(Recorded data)
....

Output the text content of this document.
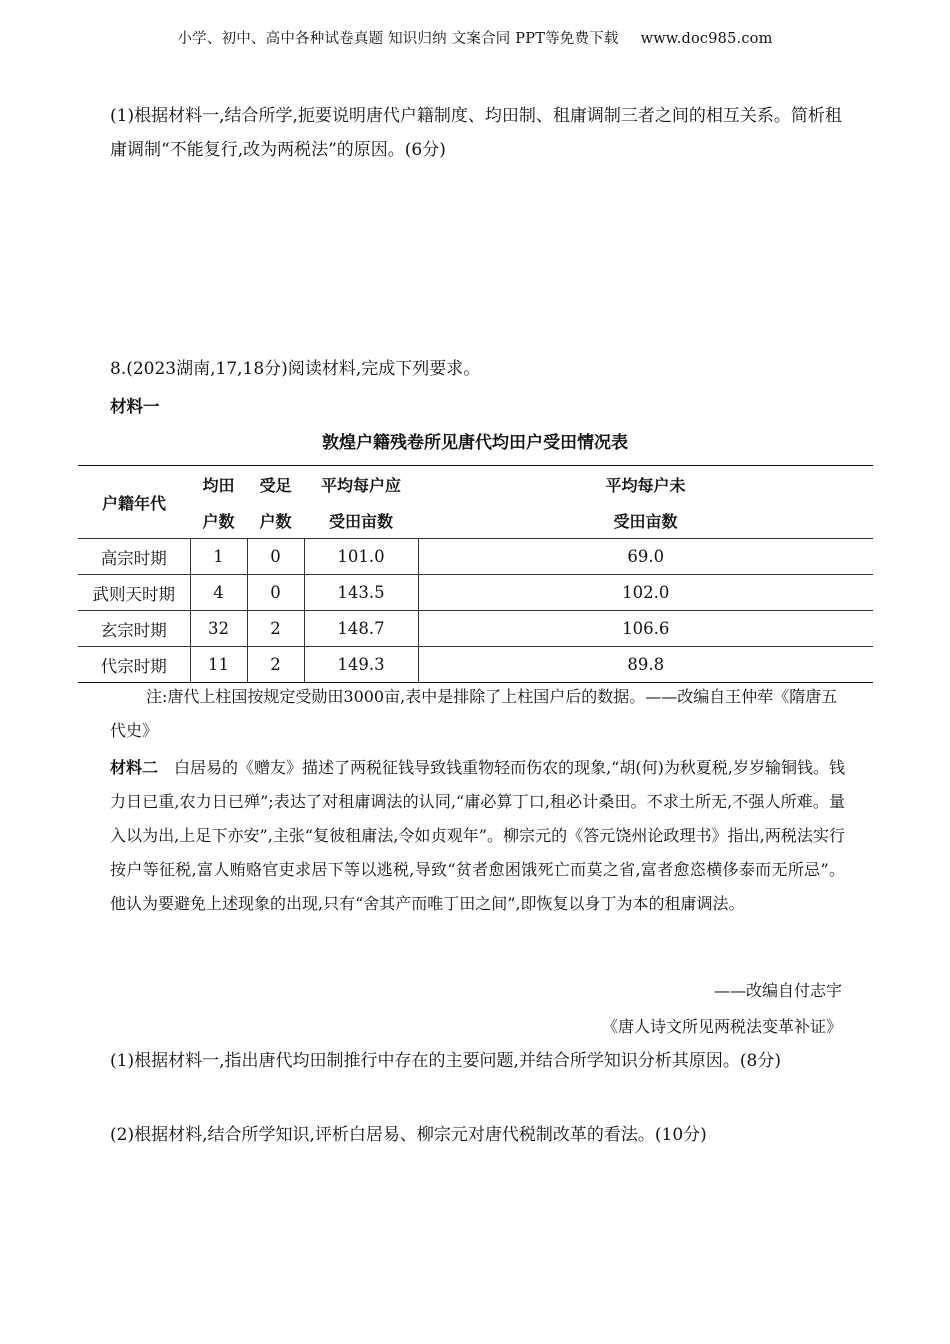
小学、初中、高中各种试卷真题 知识归纳 文案合同 PPT等免费下载 www.doc985.com
(1)根据材料一,结合所学,扼要说明唐代户籍制度、均田制、租庸调制三者之间的相互关系。简析租庸调制“不能复行,改为两税法”的原因。(6分)
8.(2023湖南,17,18分)阅读材料,完成下列要求。
材料一
敦煌户籍残卷所见唐代均田户受田情况表
户籍年代	均田	受足	平均每户应	平均每户未
	户数	户数	受田亩数	受田亩数
高宗时期	1	0	101.0	69.0
武则天时期	4	0	143.5	102.0
玄宗时期	32	2	148.7	106.6
代宗时期	11	2	149.3	89.8
注:唐代上柱国按规定受勋田3000亩,表中是排除了上柱国户后的数据。——改编自王仲荦《隋唐五代史》
材料二 白居易的《赠友》描述了两税征钱导致钱重物轻而伤农的现象,“胡(何)为秋夏税,岁岁输铜钱。钱力日已重,农力日已殚”;表达了对租庸调法的认同,“庸必算丁口,租必计桑田。不求土所无,不强人所难。量入以为出,上足下亦安”,主张“复彼租庸法,令如贞观年”。柳宗元的《答元饶州论政理书》指出,两税法实行按户等征税,富人贿赂官吏求居下等以逃税,导致“贫者愈困饿死亡而莫之省,富者愈恣横侈泰而无所忌”。他认为要避免上述现象的出现,只有“舍其产而唯丁田之间”,即恢复以身丁为本的租庸调法。
——改编自付志宇
《唐人诗文所见两税法变革补证》
(1)根据材料一,指出唐代均田制推行中存在的主要问题,并结合所学知识分析其原因。(8分)
(2)根据材料,结合所学知识,评析白居易、柳宗元对唐代税制改革的看法。(10分)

....

Pictures excluded, quote all the data above exactly.

▸ WRITTEN SOLUTION:
Output the text content of this document.
小学、初中、高中各种试卷真题 知识归纳 文案合同 PPT等免费下载 www.doc985.com
(1)根据材料一,结合所学,扼要说明唐代户籍制度、均田制、租庸调制三者之间的相互关系。简析租庸调制“不能复行,改为两税法”的原因。(6分)
8.(2023湖南,17,18分)阅读材料,完成下列要求。
材料一
敦煌户籍残卷所见唐代均田户受田情况表
户籍年代	均田	受足	平均每户应	平均每户未
	户数	户数	受田亩数	受田亩数
高宗时期	1	0	101.0	69.0
武则天时期	4	0	143.5	102.0
玄宗时期	32	2	148.7	106.6
代宗时期	11	2	149.3	89.8
注:唐代上柱国按规定受勋田3000亩,表中是排除了上柱国户后的数据。——改编自王仲荦《隋唐五代史》
材料二 白居易的《赠友》描述了两税征钱导致钱重物轻而伤农的现象,“胡(何)为秋夏税,岁岁输铜钱。钱力日已重,农力日已殚”;表达了对租庸调法的认同,“庸必算丁口,租必计桑田。不求土所无,不强人所难。量入以为出,上足下亦安”,主张“复彼租庸法,令如贞观年”。柳宗元的《答元饶州论政理书》指出,两税法实行按户等征税,富人贿赂官吏求居下等以逃税,导致“贫者愈困饿死亡而莫之省,富者愈恣横侈泰而无所忌”。他认为要避免上述现象的出现,只有“舍其产而唯丁田之间”,即恢复以身丁为本的租庸调法。
——改编自付志宇
《唐人诗文所见两税法变革补证》
(1)根据材料一,指出唐代均田制推行中存在的主要问题,并结合所学知识分析其原因。(8分)
(2)根据材料,结合所学知识,评析白居易、柳宗元对唐代税制改革的看法。(10分)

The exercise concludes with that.